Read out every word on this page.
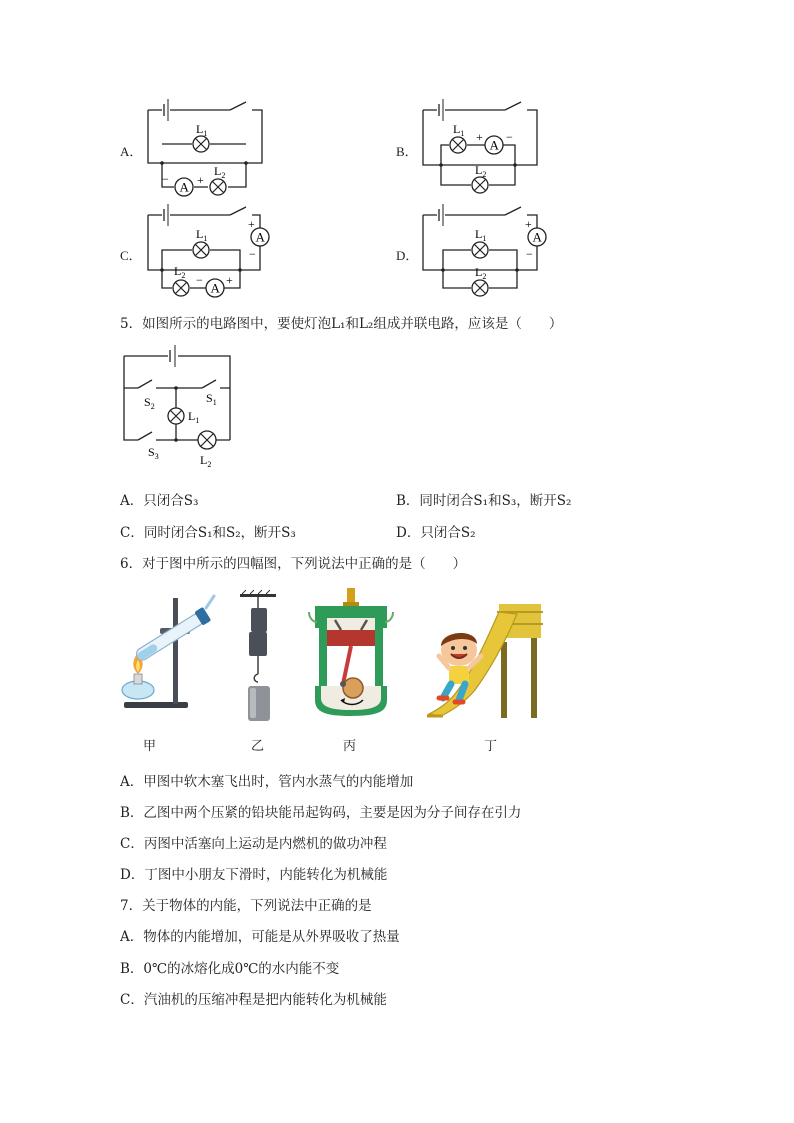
A．
A
$L_1$
$L_2$
− +
B．	A
$L_1$
$L_2$
+ −
C．
A
A
$L_1$
$L_2$
+
−
− +
D．
A
$L_1$
$L_2$
+
−
5．如图所示的电路图中，要使灯泡L₁和L₂组成并联电路，应该是（　　）
$S_2$
$S_1$
$L_1$
$S_3$	$L_2$
A．只闭合S₃	B．同时闭合S₁和S₃，断开S₂
C．同时闭合S₁和S₂，断开S₃	D．只闭合S₂
6．对于图中所示的四幅图，下列说法中正确的是（　　）
甲	乙	丙	丁
A．甲图中软木塞飞出时，管内水蒸气的内能增加
B．乙图中两个压紧的铅块能吊起钩码，主要是因为分子间存在引力
C．丙图中活塞向上运动是内燃机的做功冲程
D．丁图中小朋友下滑时，内能转化为机械能
7．关于物体的内能，下列说法中正确的是
A．物体的内能增加，可能是从外界吸收了热量
B．0℃的冰熔化成0℃的水内能不变
C．汽油机的压缩冲程是把内能转化为机械能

| Your task |
Repeat every record precisely. Any picture among them stays out of the copy.

| Finished task |
Read out every word on this page.
A．
A
$L_1$
$L_2$
− +
B．	A
$L_1$
$L_2$
+ −
C．
A
A
$L_1$
$L_2$
+
−
− +
D．
A
$L_1$
$L_2$
+
−
5．如图所示的电路图中，要使灯泡L₁和L₂组成并联电路，应该是（　　）
$S_2$
$S_1$
$L_1$
$S_3$	$L_2$
A．只闭合S₃	B．同时闭合S₁和S₃，断开S₂
C．同时闭合S₁和S₂，断开S₃	D．只闭合S₂
6．对于图中所示的四幅图，下列说法中正确的是（　　）
甲	乙	丙	丁
A．甲图中软木塞飞出时，管内水蒸气的内能增加
B．乙图中两个压紧的铅块能吊起钩码，主要是因为分子间存在引力
C．丙图中活塞向上运动是内燃机的做功冲程
D．丁图中小朋友下滑时，内能转化为机械能
7．关于物体的内能，下列说法中正确的是
A．物体的内能增加，可能是从外界吸收了热量
B．0℃的冰熔化成0℃的水内能不变
C．汽油机的压缩冲程是把内能转化为机械能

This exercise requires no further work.